*Written instruction*. Copy each line that contains the string "color".

** START OF Extracted records **

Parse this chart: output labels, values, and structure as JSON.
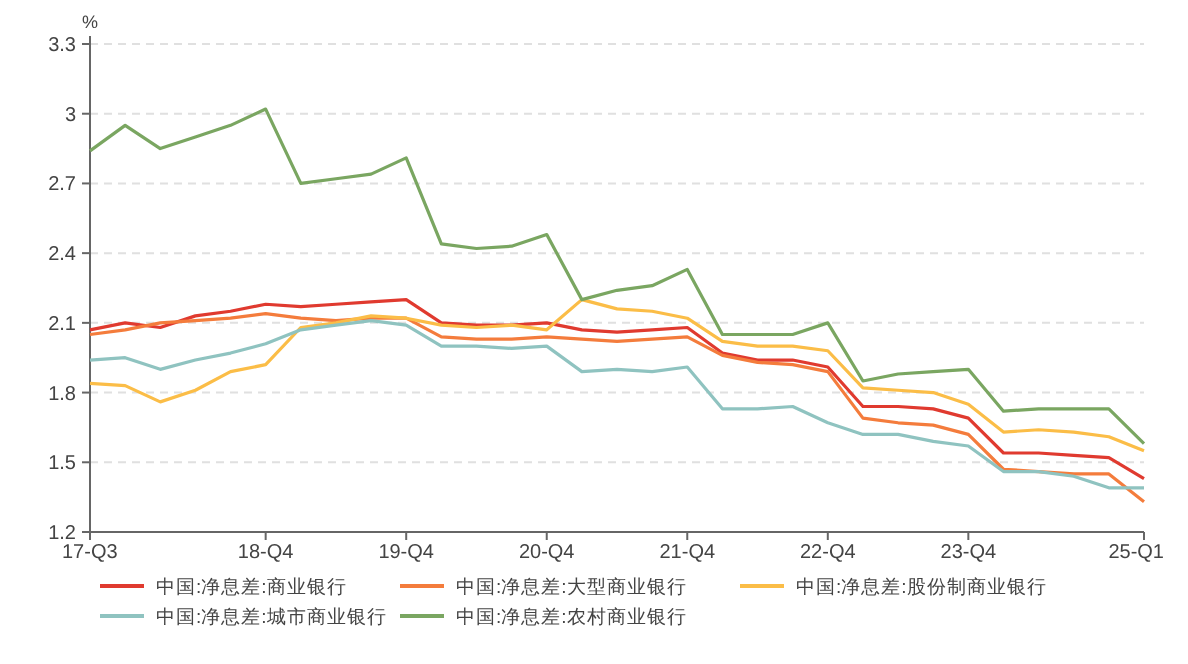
{
  "chart_data": {
    "type": "line",
    "ylabel": "%",
    "categories": [
      "17-Q3",
      null,
      null,
      null,
      null,
      "18-Q4",
      null,
      null,
      null,
      "19-Q4",
      null,
      null,
      null,
      "20-Q4",
      null,
      null,
      null,
      "21-Q4",
      null,
      null,
      null,
      "22-Q4",
      null,
      null,
      null,
      "23-Q4",
      null,
      null,
      null,
      null,
      "25-Q1"
    ],
    "series": [
      {
        "name": "中国:净息差:商业银行",
        "color": "#e03a2f",
        "values": [
          2.07,
          2.1,
          2.08,
          2.13,
          2.15,
          2.18,
          2.17,
          2.18,
          2.19,
          2.2,
          2.1,
          2.09,
          2.09,
          2.1,
          2.07,
          2.06,
          2.07,
          2.08,
          1.97,
          1.94,
          1.94,
          1.91,
          1.74,
          1.74,
          1.73,
          1.69,
          1.54,
          1.54,
          1.53,
          1.52,
          1.43
        ]
      },
      {
        "name": "中国:净息差:大型商业银行",
        "color": "#f47c3c",
        "values": [
          2.05,
          2.07,
          2.1,
          2.11,
          2.12,
          2.14,
          2.12,
          2.11,
          2.12,
          2.12,
          2.04,
          2.03,
          2.03,
          2.04,
          2.03,
          2.02,
          2.03,
          2.04,
          1.96,
          1.93,
          1.92,
          1.89,
          1.69,
          1.67,
          1.66,
          1.62,
          1.47,
          1.46,
          1.45,
          1.45,
          1.33
        ]
      },
      {
        "name": "中国:净息差:股份制商业银行",
        "color": "#fbbd47",
        "values": [
          1.84,
          1.83,
          1.76,
          1.81,
          1.89,
          1.92,
          2.08,
          2.1,
          2.13,
          2.12,
          2.09,
          2.08,
          2.09,
          2.07,
          2.2,
          2.16,
          2.15,
          2.12,
          2.02,
          2.0,
          2.0,
          1.98,
          1.82,
          1.81,
          1.8,
          1.75,
          1.63,
          1.64,
          1.63,
          1.61,
          1.55
        ]
      },
      {
        "name": "中国:净息差:城市商业银行",
        "color": "#8fc3c0",
        "values": [
          1.94,
          1.95,
          1.9,
          1.94,
          1.97,
          2.01,
          2.07,
          2.09,
          2.11,
          2.09,
          2.0,
          2.0,
          1.99,
          2.0,
          1.89,
          1.9,
          1.89,
          1.91,
          1.73,
          1.73,
          1.74,
          1.67,
          1.62,
          1.62,
          1.59,
          1.57,
          1.46,
          1.46,
          1.44,
          1.39,
          1.39
        ]
      },
      {
        "name": "中国:净息差:农村商业银行",
        "color": "#7aa661",
        "values": [
          2.84,
          2.95,
          2.85,
          2.9,
          2.95,
          3.02,
          2.7,
          2.72,
          2.74,
          2.81,
          2.44,
          2.42,
          2.43,
          2.48,
          2.2,
          2.24,
          2.26,
          2.33,
          2.05,
          2.05,
          2.05,
          2.1,
          1.85,
          1.88,
          1.89,
          1.9,
          1.72,
          1.73,
          1.73,
          1.73,
          1.58
        ]
      }
    ],
    "ylim": [
      1.2,
      3.3
    ],
    "yticks": [
      1.2,
      1.5,
      1.8,
      2.1,
      2.4,
      2.7,
      3,
      3.3
    ],
    "grid": "y",
    "legend": "bottom"
  }
}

** END OF Extracted records **

*Solution to this exercise*.
        "color": "#e03a2f",
        "color": "#f47c3c",
        "color": "#fbbd47",
        "color": "#8fc3c0",
        "color": "#7aa661",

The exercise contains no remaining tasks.